Given task ▸ Only the number is wanted: how many lines hold the word "color"?

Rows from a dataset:
* * *

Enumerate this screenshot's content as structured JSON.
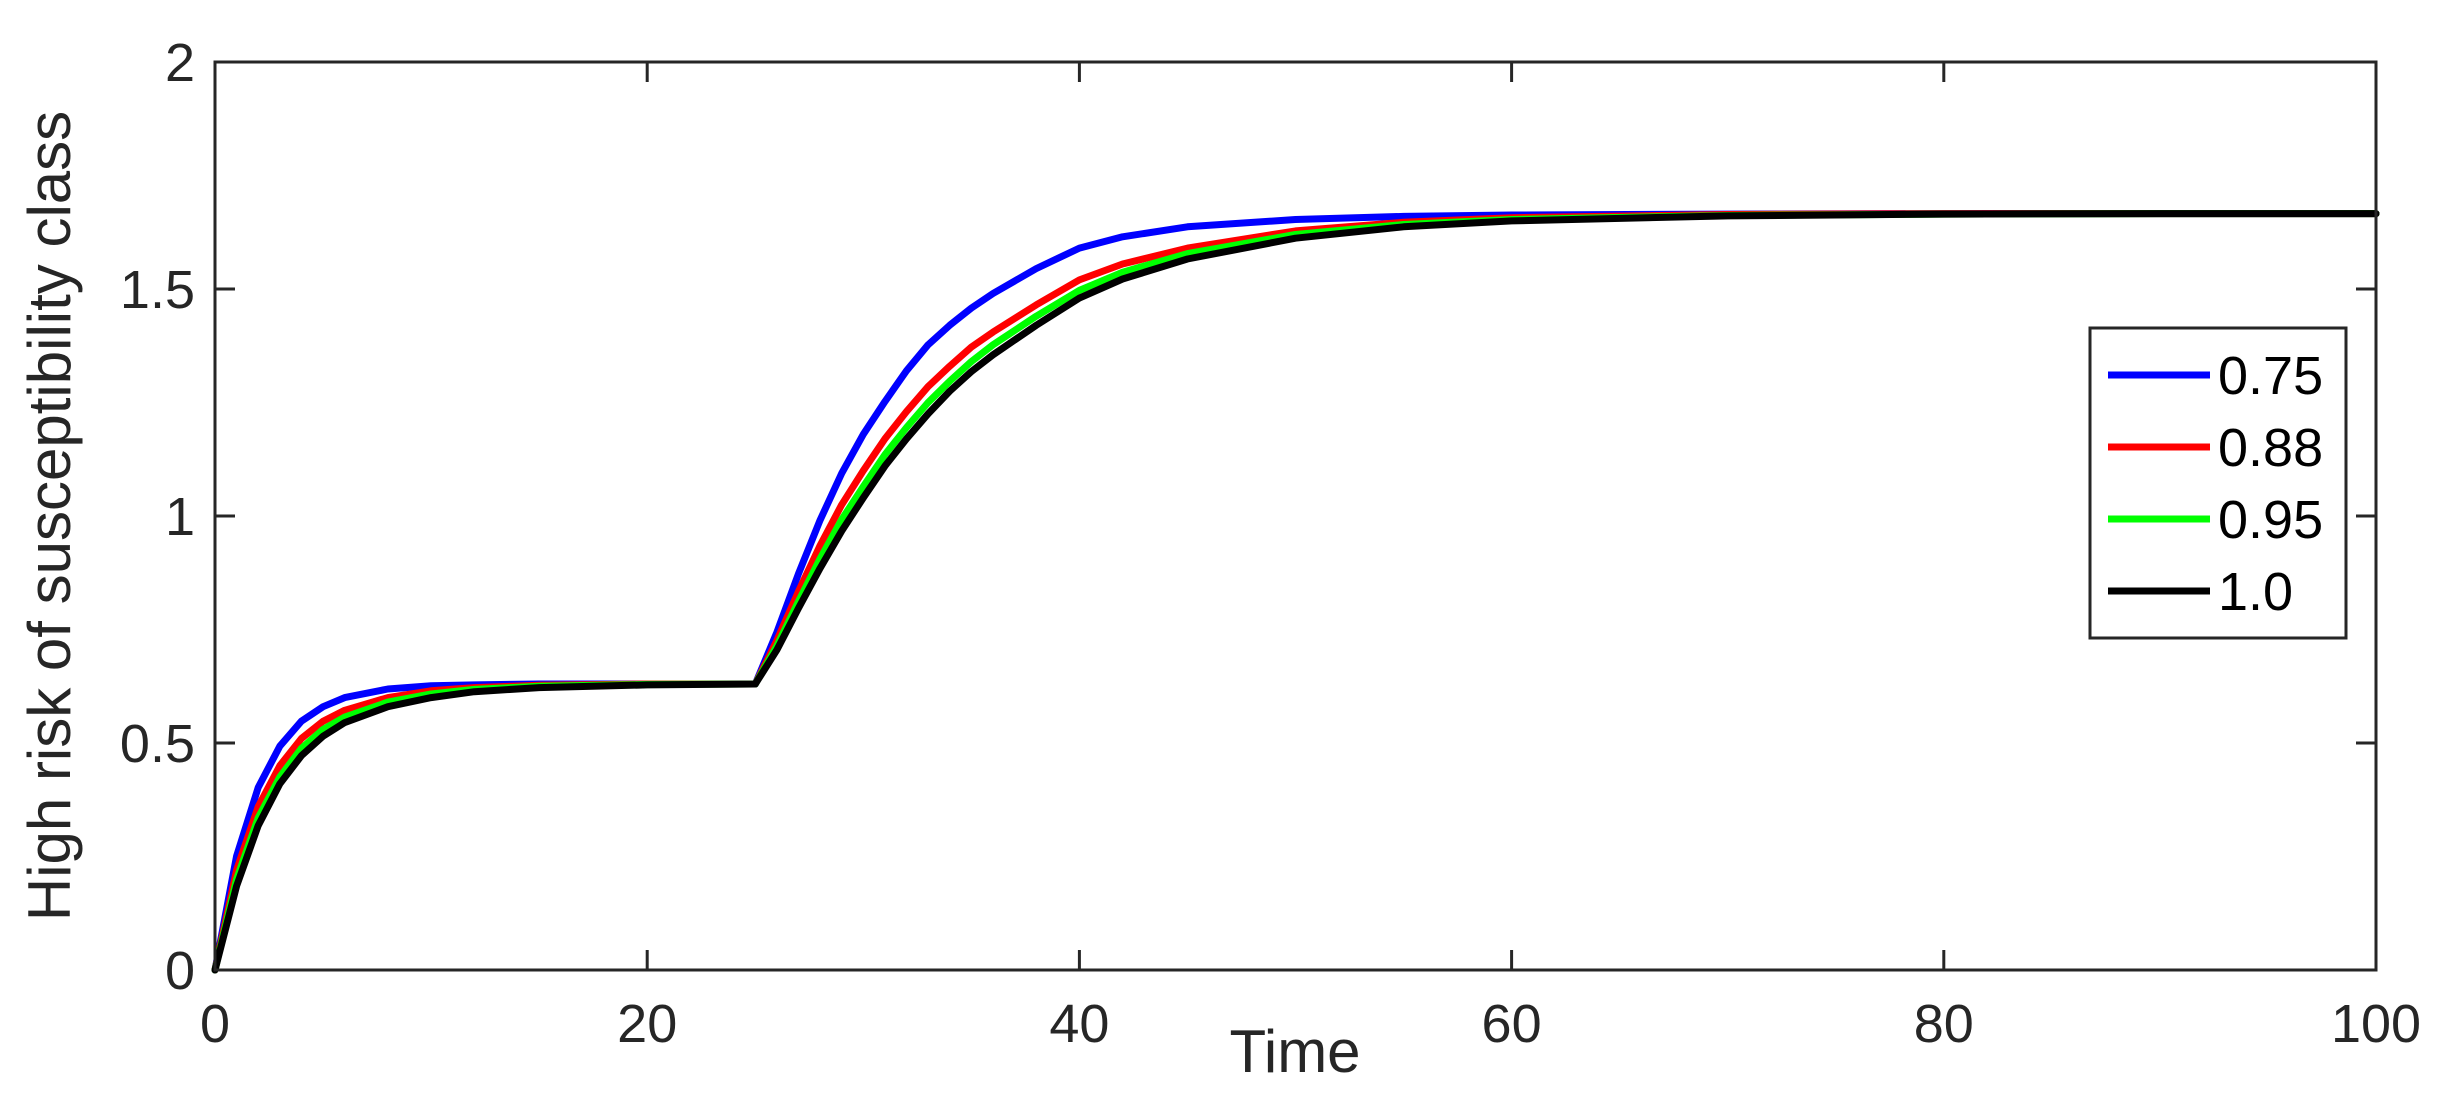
{
  "chart_data": {
    "type": "line",
    "title": "",
    "xlabel": "Time",
    "ylabel": "High risk of susceptibility class",
    "xlim": [
      0,
      100
    ],
    "ylim": [
      0,
      2
    ],
    "xticks": [
      0,
      20,
      40,
      60,
      80,
      100
    ],
    "xtick_labels": [
      "0",
      "20",
      "40",
      "60",
      "80",
      "100"
    ],
    "yticks": [
      0,
      0.5,
      1,
      1.5,
      2
    ],
    "ytick_labels": [
      "0",
      "0.5",
      "1",
      "1.5",
      "2"
    ],
    "grid": false,
    "legend_position": "right",
    "series": [
      {
        "name": "0.75",
        "color": "#0000ff",
        "x": [
          0,
          1,
          2,
          3,
          4,
          5,
          6,
          8,
          10,
          12,
          15,
          20,
          25,
          26,
          27,
          28,
          29,
          30,
          31,
          32,
          33,
          34,
          35,
          36,
          38,
          40,
          42,
          45,
          50,
          55,
          60,
          70,
          80,
          90,
          100
        ],
        "y": [
          0,
          0.251,
          0.402,
          0.493,
          0.548,
          0.58,
          0.6,
          0.619,
          0.626,
          0.628,
          0.63,
          0.63,
          0.63,
          0.744,
          0.873,
          0.991,
          1.094,
          1.18,
          1.252,
          1.32,
          1.377,
          1.42,
          1.458,
          1.49,
          1.545,
          1.59,
          1.615,
          1.637,
          1.653,
          1.66,
          1.663,
          1.665,
          1.666,
          1.666,
          1.666
        ]
      },
      {
        "name": "0.88",
        "color": "#ff0000",
        "x": [
          0,
          1,
          2,
          3,
          4,
          5,
          6,
          8,
          10,
          12,
          15,
          20,
          25,
          26,
          27,
          28,
          29,
          30,
          31,
          32,
          33,
          34,
          35,
          36,
          38,
          40,
          42,
          45,
          50,
          55,
          60,
          70,
          80,
          90,
          100
        ],
        "y": [
          0,
          0.22,
          0.36,
          0.45,
          0.51,
          0.548,
          0.572,
          0.6,
          0.615,
          0.622,
          0.627,
          0.63,
          0.63,
          0.726,
          0.834,
          0.935,
          1.025,
          1.1,
          1.17,
          1.23,
          1.285,
          1.33,
          1.372,
          1.405,
          1.465,
          1.52,
          1.555,
          1.59,
          1.628,
          1.647,
          1.657,
          1.664,
          1.666,
          1.666,
          1.666
        ]
      },
      {
        "name": "0.95",
        "color": "#00ff00",
        "x": [
          0,
          1,
          2,
          3,
          4,
          5,
          6,
          8,
          10,
          12,
          15,
          20,
          25,
          26,
          27,
          28,
          29,
          30,
          31,
          32,
          33,
          34,
          35,
          36,
          38,
          40,
          42,
          45,
          50,
          55,
          60,
          70,
          80,
          90,
          100
        ],
        "y": [
          0,
          0.2,
          0.335,
          0.425,
          0.488,
          0.53,
          0.557,
          0.59,
          0.608,
          0.618,
          0.625,
          0.629,
          0.63,
          0.714,
          0.812,
          0.906,
          0.992,
          1.065,
          1.135,
          1.195,
          1.25,
          1.297,
          1.34,
          1.377,
          1.44,
          1.497,
          1.537,
          1.578,
          1.62,
          1.642,
          1.653,
          1.662,
          1.665,
          1.666,
          1.666
        ]
      },
      {
        "name": "1.0",
        "color": "#000000",
        "x": [
          0,
          1,
          2,
          3,
          4,
          5,
          6,
          8,
          10,
          12,
          15,
          20,
          25,
          26,
          27,
          28,
          29,
          30,
          31,
          32,
          33,
          34,
          35,
          36,
          38,
          40,
          42,
          45,
          50,
          55,
          60,
          70,
          80,
          90,
          100
        ],
        "y": [
          0,
          0.185,
          0.318,
          0.41,
          0.472,
          0.515,
          0.545,
          0.58,
          0.6,
          0.613,
          0.622,
          0.628,
          0.63,
          0.705,
          0.797,
          0.885,
          0.967,
          1.04,
          1.11,
          1.17,
          1.225,
          1.275,
          1.318,
          1.355,
          1.42,
          1.48,
          1.522,
          1.566,
          1.612,
          1.637,
          1.65,
          1.661,
          1.665,
          1.666,
          1.666
        ]
      }
    ]
  }
}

* * *

Task solution ▸ 4